_Task brief_:
Return the whole listing, keeping every character the same.

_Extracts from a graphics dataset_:
* * *

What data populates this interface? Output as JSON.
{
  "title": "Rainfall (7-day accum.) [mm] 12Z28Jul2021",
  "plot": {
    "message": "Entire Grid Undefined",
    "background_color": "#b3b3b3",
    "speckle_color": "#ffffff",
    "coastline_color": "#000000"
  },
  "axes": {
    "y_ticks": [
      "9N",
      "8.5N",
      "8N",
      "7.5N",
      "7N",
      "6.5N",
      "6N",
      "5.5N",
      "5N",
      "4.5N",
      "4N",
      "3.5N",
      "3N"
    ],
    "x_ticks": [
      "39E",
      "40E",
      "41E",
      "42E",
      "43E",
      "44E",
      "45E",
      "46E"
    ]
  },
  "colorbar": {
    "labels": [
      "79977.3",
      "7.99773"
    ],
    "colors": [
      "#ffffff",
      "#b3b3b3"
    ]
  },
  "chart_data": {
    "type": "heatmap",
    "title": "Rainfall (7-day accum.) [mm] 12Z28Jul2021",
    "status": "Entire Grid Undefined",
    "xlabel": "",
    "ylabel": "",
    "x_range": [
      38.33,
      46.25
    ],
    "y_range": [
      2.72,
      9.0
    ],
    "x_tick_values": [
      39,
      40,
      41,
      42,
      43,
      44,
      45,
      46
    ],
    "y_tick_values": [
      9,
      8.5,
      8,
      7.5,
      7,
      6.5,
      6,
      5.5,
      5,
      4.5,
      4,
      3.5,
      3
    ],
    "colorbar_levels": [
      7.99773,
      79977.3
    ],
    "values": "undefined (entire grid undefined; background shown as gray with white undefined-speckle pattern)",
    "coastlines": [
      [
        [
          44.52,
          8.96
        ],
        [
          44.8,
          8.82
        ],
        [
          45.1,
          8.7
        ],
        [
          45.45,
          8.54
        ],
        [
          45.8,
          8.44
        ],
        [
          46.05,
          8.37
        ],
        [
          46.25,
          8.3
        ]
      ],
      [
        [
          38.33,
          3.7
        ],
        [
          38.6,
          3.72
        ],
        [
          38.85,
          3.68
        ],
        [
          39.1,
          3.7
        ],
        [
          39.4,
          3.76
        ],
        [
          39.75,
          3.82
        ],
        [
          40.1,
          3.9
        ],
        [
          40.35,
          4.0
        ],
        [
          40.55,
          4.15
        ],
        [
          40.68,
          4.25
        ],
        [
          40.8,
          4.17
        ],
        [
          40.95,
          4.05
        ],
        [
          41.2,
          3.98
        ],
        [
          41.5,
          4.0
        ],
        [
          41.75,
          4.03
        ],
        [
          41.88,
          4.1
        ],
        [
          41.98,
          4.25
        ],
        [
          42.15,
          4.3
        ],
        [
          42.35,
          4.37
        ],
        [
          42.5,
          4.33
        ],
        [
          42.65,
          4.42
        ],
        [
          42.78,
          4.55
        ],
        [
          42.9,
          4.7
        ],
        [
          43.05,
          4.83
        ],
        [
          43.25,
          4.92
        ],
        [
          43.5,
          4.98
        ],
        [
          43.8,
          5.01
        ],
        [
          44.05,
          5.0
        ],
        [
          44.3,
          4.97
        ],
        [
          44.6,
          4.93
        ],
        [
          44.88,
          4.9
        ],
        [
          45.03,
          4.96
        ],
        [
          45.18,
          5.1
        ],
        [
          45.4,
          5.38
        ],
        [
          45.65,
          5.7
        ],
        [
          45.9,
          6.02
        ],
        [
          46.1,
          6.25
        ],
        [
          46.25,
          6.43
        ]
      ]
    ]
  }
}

* * *

_The response_:
What data populates this interface? Output as JSON.
{
  "title": "Rainfall (7-day accum.) [mm] 12Z28Jul2021",
  "plot": {
    "message": "Entire Grid Undefined",
    "background_color": "#b3b3b3",
    "speckle_color": "#ffffff",
    "coastline_color": "#000000"
  },
  "axes": {
    "y_ticks": [
      "9N",
      "8.5N",
      "8N",
      "7.5N",
      "7N",
      "6.5N",
      "6N",
      "5.5N",
      "5N",
      "4.5N",
      "4N",
      "3.5N",
      "3N"
    ],
    "x_ticks": [
      "39E",
      "40E",
      "41E",
      "42E",
      "43E",
      "44E",
      "45E",
      "46E"
    ]
  },
  "colorbar": {
    "labels": [
      "79977.3",
      "7.99773"
    ],
    "colors": [
      "#ffffff",
      "#b3b3b3"
    ]
  },
  "chart_data": {
    "type": "heatmap",
    "title": "Rainfall (7-day accum.) [mm] 12Z28Jul2021",
    "status": "Entire Grid Undefined",
    "xlabel": "",
    "ylabel": "",
    "x_range": [
      38.33,
      46.25
    ],
    "y_range": [
      2.72,
      9.0
    ],
    "x_tick_values": [
      39,
      40,
      41,
      42,
      43,
      44,
      45,
      46
    ],
    "y_tick_values": [
      9,
      8.5,
      8,
      7.5,
      7,
      6.5,
      6,
      5.5,
      5,
      4.5,
      4,
      3.5,
      3
    ],
    "colorbar_levels": [
      7.99773,
      79977.3
    ],
    "values": "undefined (entire grid undefined; background shown as gray with white undefined-speckle pattern)",
    "coastlines": [
      [
        [
          44.52,
          8.96
        ],
        [
          44.8,
          8.82
        ],
        [
          45.1,
          8.7
        ],
        [
          45.45,
          8.54
        ],
        [
          45.8,
          8.44
        ],
        [
          46.05,
          8.37
        ],
        [
          46.25,
          8.3
        ]
      ],
      [
        [
          38.33,
          3.7
        ],
        [
          38.6,
          3.72
        ],
        [
          38.85,
          3.68
        ],
        [
          39.1,
          3.7
        ],
        [
          39.4,
          3.76
        ],
        [
          39.75,
          3.82
        ],
        [
          40.1,
          3.9
        ],
        [
          40.35,
          4.0
        ],
        [
          40.55,
          4.15
        ],
        [
          40.68,
          4.25
        ],
        [
          40.8,
          4.17
        ],
        [
          40.95,
          4.05
        ],
        [
          41.2,
          3.98
        ],
        [
          41.5,
          4.0
        ],
        [
          41.75,
          4.03
        ],
        [
          41.88,
          4.1
        ],
        [
          41.98,
          4.25
        ],
        [
          42.15,
          4.3
        ],
        [
          42.35,
          4.37
        ],
        [
          42.5,
          4.33
        ],
        [
          42.65,
          4.42
        ],
        [
          42.78,
          4.55
        ],
        [
          42.9,
          4.7
        ],
        [
          43.05,
          4.83
        ],
        [
          43.25,
          4.92
        ],
        [
          43.5,
          4.98
        ],
        [
          43.8,
          5.01
        ],
        [
          44.05,
          5.0
        ],
        [
          44.3,
          4.97
        ],
        [
          44.6,
          4.93
        ],
        [
          44.88,
          4.9
        ],
        [
          45.03,
          4.96
        ],
        [
          45.18,
          5.1
        ],
        [
          45.4,
          5.38
        ],
        [
          45.65,
          5.7
        ],
        [
          45.9,
          6.02
        ],
        [
          46.1,
          6.25
        ],
        [
          46.25,
          6.43
        ]
      ]
    ]
  }
}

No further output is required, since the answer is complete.